** Start TASK INPUTS **

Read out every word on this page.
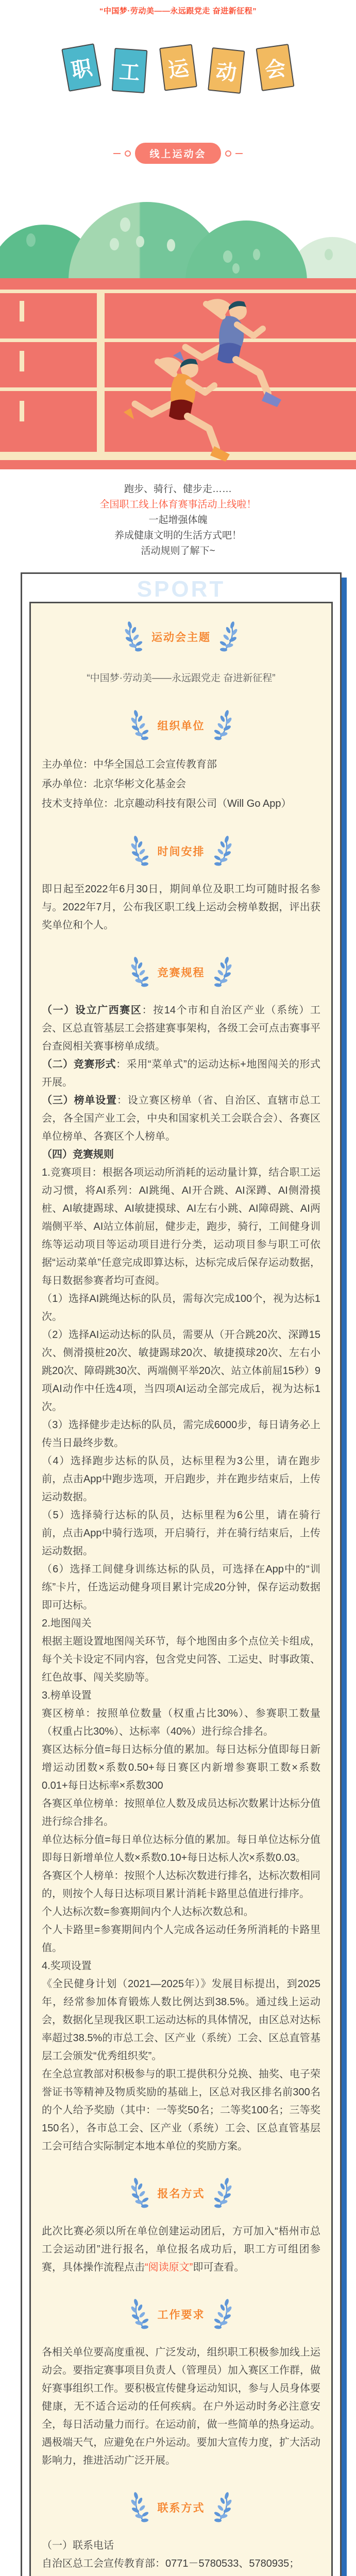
“中国梦·劳动美——永远跟党走 奋进新征程”
职	工	运	动	会
线上运动会
跑步、骑行、健步走……
全国职工线上体育赛事活动上线啦！
一起增强体魄
养成健康文明的生活方式吧！
活动规则了解下~
SPORT
运动会主题
“中国梦·劳动美——永远跟党走 奋进新征程”
组织单位

主办单位：中华全国总工会宣传教育部

承办单位：北京华彬文化基金会

技术支持单位：北京趣动科技有限公司（Will Go App）

时间安排

即日起至2022年6月30日，期间单位及职工均可随时报名参与。2022年7月，公布我区职工线上运动会榜单数据，评出获奖单位和个人。

竞赛规程

（一）设立广西赛区：按14个市和自治区产业（系统）工会、区总直管基层工会搭建赛事架构，各级工会可点击赛事平台查阅相关赛事榜单成绩。

（二）竞赛形式：采用“菜单式”的运动达标+地图闯关的形式开展。

（三）榜单设置：设立赛区榜单（省、自治区、直辖市总工会，各全国产业工会，中央和国家机关工会联合会）、各赛区单位榜单、各赛区个人榜单。

（四）竞赛规则

1.竞赛项目：根据各项运动所消耗的运动量计算，结合职工运动习惯，将AI系列：AI跳绳、AI开合跳、AI深蹲、AI侧滑摸桩、AI敏捷踢球、AI敏捷摸球、AI左右小跳、AI障碍跳、AI两端侧平举、AI站立体前屈，健步走，跑步，骑行，工间健身训练等运动项目等运动项目进行分类，运动项目参与职工可依据“运动菜单”任意完成即算达标，达标完成后保存运动数据，每日数据参赛者均可查阅。

（1）选择AI跳绳达标的队员，需每次完成100个，视为达标1次。

（2）选择AI运动达标的队员，需要从（开合跳20次、深蹲15次、侧滑摸桩20次、敏捷踢球20次、敏捷摸球20次、左右小跳20次、障碍跳30次、两端侧平举20次、站立体前屈15秒）9项AI动作中任选4项，当四项AI运动全部完成后，视为达标1次。

（3）选择健步走达标的队员，需完成6000步，每日请务必上传当日最终步数。

（4）选择跑步达标的队员，达标里程为3公里，请在跑步前，点击App中跑步选项，开启跑步，并在跑步结束后，上传运动数据。

（5）选择骑行达标的队员，达标里程为6公里，请在骑行前，点击App中骑行选项，开启骑行，并在骑行结束后，上传运动数据。

（6）选择工间健身训练达标的队员，可选择在App中的“训练”卡片，任选运动健身项目累计完成20分钟，保存运动数据即可达标。

2.地图闯关

根据主题设置地图闯关环节，每个地图由多个点位关卡组成，每个关卡设定不同内容，包含党史问答、工运史、时事政策、红色故事、闯关奖励等。

3.榜单设置

赛区榜单：按照单位数量（权重占比30%）、参赛职工数量（权重占比30%）、达标率（40%）进行综合排名。

赛区达标分值=每日达标分值的累加。每日达标分值即每日新增运动团数×系数0.50+每日赛区内新增参赛职工数×系数0.01+每日达标率×系数300

各赛区单位榜单：按照单位人数及成员达标次数累计达标分值进行综合排名。

单位达标分值=每日单位达标分值的累加。每日单位达标分值即每日新增单位人数×系数0.10+每日达标人次×系数0.03。

各赛区个人榜单：按照个人达标次数进行排名，达标次数相同的，则按个人每日达标项目累计消耗卡路里总值进行排序。

个人达标次数=参赛期间内个人达标次数总和。

个人卡路里=参赛期间内个人完成各运动任务所消耗的卡路里值。

4.奖项设置

《全民健身计划（2021—2025年）》发展目标提出，到2025年，经常参加体育锻炼人数比例达到38.5%。通过线上运动会，数据化呈现我区职工运动达标的具体情况，由区总对达标率超过38.5%的市总工会、区产业（系统）工会、区总直管基层工会颁发“优秀组织奖”。

在全总宣教部对积极参与的职工提供积分兑换、抽奖、电子荣誉证书等精神及物质奖励的基础上，区总对我区排名前300名的个人给予奖励（其中：一等奖50名；二等奖100名；三等奖150名），各市总工会、区产业（系统）工会、区总直管基层工会可结合实际制定本地本单位的奖励方案。

报名方式

此次比赛必须以所在单位创建运动团后，方可加入“梧州市总工会运动团”进行报名，单位报名成功后，职工方可组团参赛，具体操作流程点击“阅读原文”即可查看。

工作要求

各相关单位要高度重视、广泛发动，组织职工积极参加线上运动会。要指定赛事项目负责人（管理员）加入赛区工作群，做好赛事组织工作。要积极宣传健身运动知识，参与人员身体要健康，无不适合运动的任何疾病。在户外运动时务必注意安全，每日活动量力而行。在运动前，做一些简单的热身运动。遇极端天气，应避免在户外运动。要加大宣传力度，扩大活动影响力，推进活动广泛开展。

联系方式

（一）联系电话

自治区总工会宣传教育部：0771－5780533、5780935；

** End TASK INPUTS **

▸ **STATED TASK**
In the entries above, identify each line that includes the string "榜单设置", then copy it.

▸ **ANSWER TO THIS TASK**
（三）榜单设置：设立赛区榜单（省、自治区、直辖市总工会，各全国产业工会，中央和国家机关工会联合会）、各赛区单位榜单、各赛区个人榜单。
3.榜单设置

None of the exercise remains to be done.